• [EXTRACTO DEL DOCUMENTO]
'''

Opinión Nacional

Venezuela 1830-2005

En una mirada de conjunto a la historia política de Venezuela desde 1830 hasta hoy podríamos comprobar, –si no como una constante histórica, al menos como un fenómeno altamente recurrente– el ejercicio de la presidencia de la república por «hombres fuertes», auto convencidos de ser portadores de una suerte de «misión providencial» para salvar a la patria en un momento de aprieto y, de de trecho en trecho, el pueblo puso en ellos sus esperanzas para superar momentos difíciles en la vida colectiva de la nación. Todos esos gobernantes «salvadores» no han querido ver los elementos positivos o los balances favorables del tiempo inmediatamente precedente y han pretendido que con ellos comenzaba «una nueva historia». Como bien señaló en una ocasión don Mario Briceño Iragorry, «Venezuela ha renacido tantas veces como regímenes personalistas ha soportado».
Llegados al poder por las vías de hecho (o, a veces, con apariencias de vías de derecho) todos esos «refundadores» recurrieron al hecho de apuntalar sus ejecutorias con constituciones fabricadas ad hoc, en función de sus personales intereses, para construir un «soporte legal» a lo que no se puede llamar de otra manera que «una autocracia». En otras palabras, aproximadamente el 80% del tiempo republicano, (1830-2005), en Venezuela ha dominado lo que yo llamaría el «mesianismo constituyente», es decir la presencia de caudillos o de líderes que se han creído destinados para «salvar a la patria», en un momento de crisis compenetrados con la convicción personal –rayana con la megalomanía– de que… «antes de mí era el caos… ahora yo encarno la revolución.»
Tal vez la excepción a esta circunstancia sea Juan Vicente Gómez pues, si bien él y los «doctores positivistas» que apuntalaron ideológicamente su régimen, estaban convencidos de que «antes de Gómez era el caos», nadie pretendió justificar la dictadura como una «revolución» ni una «nueva historia» sino más bien como la «rehabilitación» de un país, harto ya de «revoluciones», que sólo aspiraba a que se satisficieran las necesidades que anhelaba el sentimiento colectivo, sin distinción de clases: «Unión, Paz y Trabajo».

Para justificar legalmente este simplismo ideológico, los congresistas le fabricaron a Gómez siete constituciones. Así, este autócrata resulta ser, en toda nuestra historia, la máxima expresión del mesianismo constituyente del que venimos hablando, pues en ningún otro gobierno, hasta hoy, se ha visto tal servilismo para «legitimar» las decisiones personales de «Jefe único».

'''

• [DATOS PROPORCIONADOS]

'''

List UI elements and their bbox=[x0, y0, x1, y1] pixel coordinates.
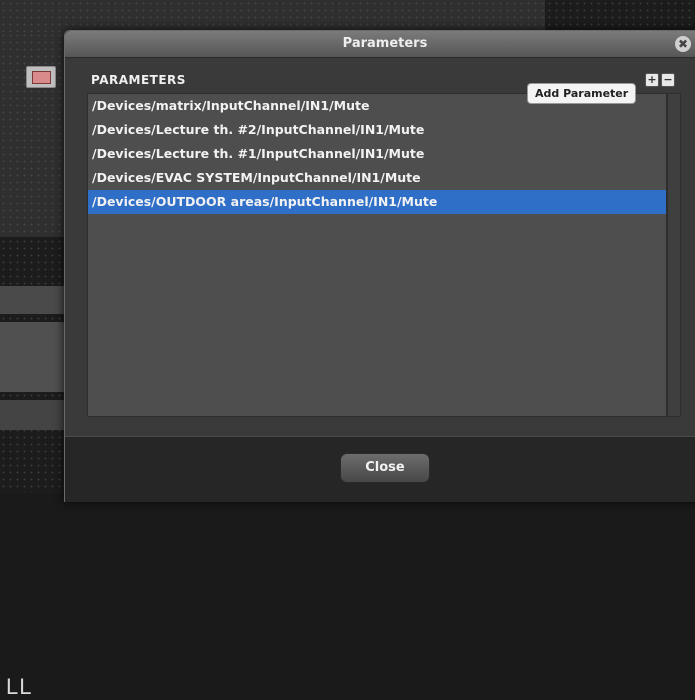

'''

• [EJERCICIO PLANTEADO]
¿Coinciden con el artículo sobre Venezuela entre 1830 y 2005 las afirmaciones siguientes? Responda sí o no a cada una y cite textualmente las palabras del artículo que lo deciden.
1. El autor sostiene que el «mesianismo constituyente» ha dominado cerca del 80% del tiempo republicano.
2. Quienes apoyaron a Juan Vicente Gómez justificaron su dictadura como una «revolución».
3. Los congresistas le fabricaron a Gómez cinco constituciones.

• [RESULTADO OBTENIDO]
1. Sí: "aproximadamente el 80% del tiempo republicano, (1830-2005), en Venezuela ha dominado lo que yo llamaría el «mesianismo constituyente»"
2. No: "nadie pretendió justificar la dictadura como una «revolución» ni una «nueva historia»"
3. No: "los congresistas le fabricaron a Gómez siete constituciones"